● **WHAT IS REQUIRED**
Put each line of the items below into a JSON list of strings, with one string per line and no blank lines.

— Begin DATA FOR PROCESSING —

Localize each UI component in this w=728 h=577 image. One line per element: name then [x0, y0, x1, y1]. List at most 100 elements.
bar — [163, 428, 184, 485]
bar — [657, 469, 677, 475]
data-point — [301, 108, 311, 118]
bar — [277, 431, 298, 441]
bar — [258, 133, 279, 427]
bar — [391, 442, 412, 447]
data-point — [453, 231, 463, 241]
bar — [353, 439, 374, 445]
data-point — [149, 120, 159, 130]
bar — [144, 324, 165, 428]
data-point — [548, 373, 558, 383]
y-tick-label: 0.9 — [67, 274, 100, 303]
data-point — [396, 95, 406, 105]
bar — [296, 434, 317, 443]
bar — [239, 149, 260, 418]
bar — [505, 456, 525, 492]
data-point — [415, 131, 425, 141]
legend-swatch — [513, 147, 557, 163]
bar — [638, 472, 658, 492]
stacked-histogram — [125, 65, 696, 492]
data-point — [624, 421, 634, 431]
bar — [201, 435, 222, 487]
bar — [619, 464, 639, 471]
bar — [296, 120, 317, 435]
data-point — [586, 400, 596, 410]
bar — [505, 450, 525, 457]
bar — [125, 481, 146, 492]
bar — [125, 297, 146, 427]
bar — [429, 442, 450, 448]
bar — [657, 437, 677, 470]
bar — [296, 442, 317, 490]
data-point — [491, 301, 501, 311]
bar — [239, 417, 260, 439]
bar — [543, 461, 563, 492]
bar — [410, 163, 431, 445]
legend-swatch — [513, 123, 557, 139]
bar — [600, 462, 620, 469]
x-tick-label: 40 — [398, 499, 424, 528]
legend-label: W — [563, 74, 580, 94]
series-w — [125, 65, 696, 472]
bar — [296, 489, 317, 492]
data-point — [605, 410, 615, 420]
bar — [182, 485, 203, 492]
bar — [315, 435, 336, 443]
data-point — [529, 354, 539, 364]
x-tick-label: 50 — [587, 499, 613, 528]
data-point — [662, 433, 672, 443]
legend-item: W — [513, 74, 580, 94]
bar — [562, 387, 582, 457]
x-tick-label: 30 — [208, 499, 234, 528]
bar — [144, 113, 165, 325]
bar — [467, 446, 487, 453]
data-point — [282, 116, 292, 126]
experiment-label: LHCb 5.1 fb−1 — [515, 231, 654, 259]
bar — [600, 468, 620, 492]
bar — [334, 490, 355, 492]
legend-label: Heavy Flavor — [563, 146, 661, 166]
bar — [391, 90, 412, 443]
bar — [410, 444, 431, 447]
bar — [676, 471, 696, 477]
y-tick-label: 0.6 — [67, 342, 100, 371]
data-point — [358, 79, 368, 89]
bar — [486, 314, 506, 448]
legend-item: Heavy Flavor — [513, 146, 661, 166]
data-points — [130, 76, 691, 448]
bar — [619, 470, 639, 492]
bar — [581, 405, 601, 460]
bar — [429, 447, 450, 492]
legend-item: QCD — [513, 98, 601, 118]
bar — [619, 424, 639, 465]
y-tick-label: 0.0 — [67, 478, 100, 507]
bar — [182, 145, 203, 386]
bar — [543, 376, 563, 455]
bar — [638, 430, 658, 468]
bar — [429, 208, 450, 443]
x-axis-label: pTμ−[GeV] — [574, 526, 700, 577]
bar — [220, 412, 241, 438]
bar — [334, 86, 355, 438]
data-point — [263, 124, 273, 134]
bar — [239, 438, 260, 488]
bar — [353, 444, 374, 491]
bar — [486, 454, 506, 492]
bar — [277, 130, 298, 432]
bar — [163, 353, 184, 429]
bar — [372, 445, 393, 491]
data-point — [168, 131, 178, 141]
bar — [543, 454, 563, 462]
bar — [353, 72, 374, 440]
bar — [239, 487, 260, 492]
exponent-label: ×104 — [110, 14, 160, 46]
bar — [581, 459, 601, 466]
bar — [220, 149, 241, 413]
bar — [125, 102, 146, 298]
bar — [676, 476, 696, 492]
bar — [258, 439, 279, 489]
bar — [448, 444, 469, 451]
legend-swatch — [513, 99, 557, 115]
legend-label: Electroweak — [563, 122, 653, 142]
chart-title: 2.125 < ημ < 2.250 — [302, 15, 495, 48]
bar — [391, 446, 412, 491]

— End DATA FOR PROCESSING —

● **THE RESULT**
[
  "Localize each UI component in this w=728 h=577 image. One line per element: name then [x0, y0, x1, y1]. List at most 100 elements.",
  "bar — [163, 428, 184, 485]",
  "bar — [657, 469, 677, 475]",
  "data-point — [301, 108, 311, 118]",
  "bar — [277, 431, 298, 441]",
  "bar — [258, 133, 279, 427]",
  "bar — [391, 442, 412, 447]",
  "data-point — [453, 231, 463, 241]",
  "bar — [353, 439, 374, 445]",
  "data-point — [149, 120, 159, 130]",
  "bar — [144, 324, 165, 428]",
  "data-point — [548, 373, 558, 383]",
  "y-tick-label: 0.9 — [67, 274, 100, 303]",
  "data-point — [396, 95, 406, 105]",
  "bar — [296, 434, 317, 443]",
  "bar — [239, 149, 260, 418]",
  "bar — [505, 456, 525, 492]",
  "data-point — [415, 131, 425, 141]",
  "legend-swatch — [513, 147, 557, 163]",
  "bar — [638, 472, 658, 492]",
  "stacked-histogram — [125, 65, 696, 492]",
  "data-point — [624, 421, 634, 431]",
  "bar — [201, 435, 222, 487]",
  "bar — [619, 464, 639, 471]",
  "bar — [296, 120, 317, 435]",
  "data-point — [586, 400, 596, 410]",
  "bar — [505, 450, 525, 457]",
  "bar — [125, 481, 146, 492]",
  "bar — [125, 297, 146, 427]",
  "bar — [429, 442, 450, 448]",
  "bar — [657, 437, 677, 470]",
  "bar — [296, 442, 317, 490]",
  "data-point — [491, 301, 501, 311]",
  "bar — [239, 417, 260, 439]",
  "bar — [543, 461, 563, 492]",
  "bar — [410, 163, 431, 445]",
  "legend-swatch — [513, 123, 557, 139]",
  "bar — [600, 462, 620, 469]",
  "x-tick-label: 40 — [398, 499, 424, 528]",
  "legend-label: W — [563, 74, 580, 94]",
  "series-w — [125, 65, 696, 472]",
  "bar — [296, 489, 317, 492]",
  "data-point — [605, 410, 615, 420]",
  "bar — [182, 485, 203, 492]",
  "bar — [315, 435, 336, 443]",
  "data-point — [529, 354, 539, 364]",
  "x-tick-label: 50 — [587, 499, 613, 528]",
  "data-point — [662, 433, 672, 443]",
  "legend-item: W — [513, 74, 580, 94]",
  "bar — [562, 387, 582, 457]",
  "x-tick-label: 30 — [208, 499, 234, 528]",
  "bar — [144, 113, 165, 325]",
  "bar — [467, 446, 487, 453]",
  "data-point — [282, 116, 292, 126]",
  "experiment-label: LHCb 5.1 fb−1 — [515, 231, 654, 259]",
  "bar — [600, 468, 620, 492]",
  "bar — [334, 490, 355, 492]",
  "legend-label: Heavy Flavor — [563, 146, 661, 166]",
  "bar — [391, 90, 412, 443]",
  "bar — [410, 444, 431, 447]",
  "bar — [676, 471, 696, 477]",
  "y-tick-label: 0.6 — [67, 342, 100, 371]",
  "data-point — [358, 79, 368, 89]",
  "bar — [486, 314, 506, 448]",
  "legend-item: Heavy Flavor — [513, 146, 661, 166]",
  "data-points — [130, 76, 691, 448]",
  "bar — [619, 470, 639, 492]",
  "bar — [581, 405, 601, 460]",
  "bar — [429, 447, 450, 492]",
  "legend-item: QCD — [513, 98, 601, 118]",
  "bar — [619, 424, 639, 465]",
  "y-tick-label: 0.0 — [67, 478, 100, 507]",
  "bar — [182, 145, 203, 386]",
  "bar — [543, 376, 563, 455]",
  "bar — [638, 430, 658, 468]",
  "bar — [429, 208, 450, 443]",
  "x-axis-label: pTμ−[GeV] — [574, 526, 700, 577]",
  "bar — [220, 412, 241, 438]",
  "bar — [334, 86, 355, 438]",
  "data-point — [263, 124, 273, 134]",
  "bar — [239, 438, 260, 488]",
  "bar — [353, 444, 374, 491]",
  "bar — [486, 454, 506, 492]",
  "bar — [277, 130, 298, 432]",
  "bar — [163, 353, 184, 429]",
  "bar — [372, 445, 393, 491]",
  "data-point — [168, 131, 178, 141]",
  "bar — [543, 454, 563, 462]",
  "bar — [353, 72, 374, 440]",
  "bar — [239, 487, 260, 492]",
  "exponent-label: ×104 — [110, 14, 160, 46]",
  "bar — [581, 459, 601, 466]",
  "bar — [220, 149, 241, 413]",
  "bar — [125, 102, 146, 298]",
  "bar — [676, 476, 696, 492]",
  "bar — [258, 439, 279, 489]",
  "bar — [448, 444, 469, 451]",
  "legend-swatch — [513, 99, 557, 115]",
  "legend-label: Electroweak — [563, 122, 653, 142]",
  "chart-title: 2.125 < ημ < 2.250 — [302, 15, 495, 48]",
  "bar — [391, 446, 412, 491]"
]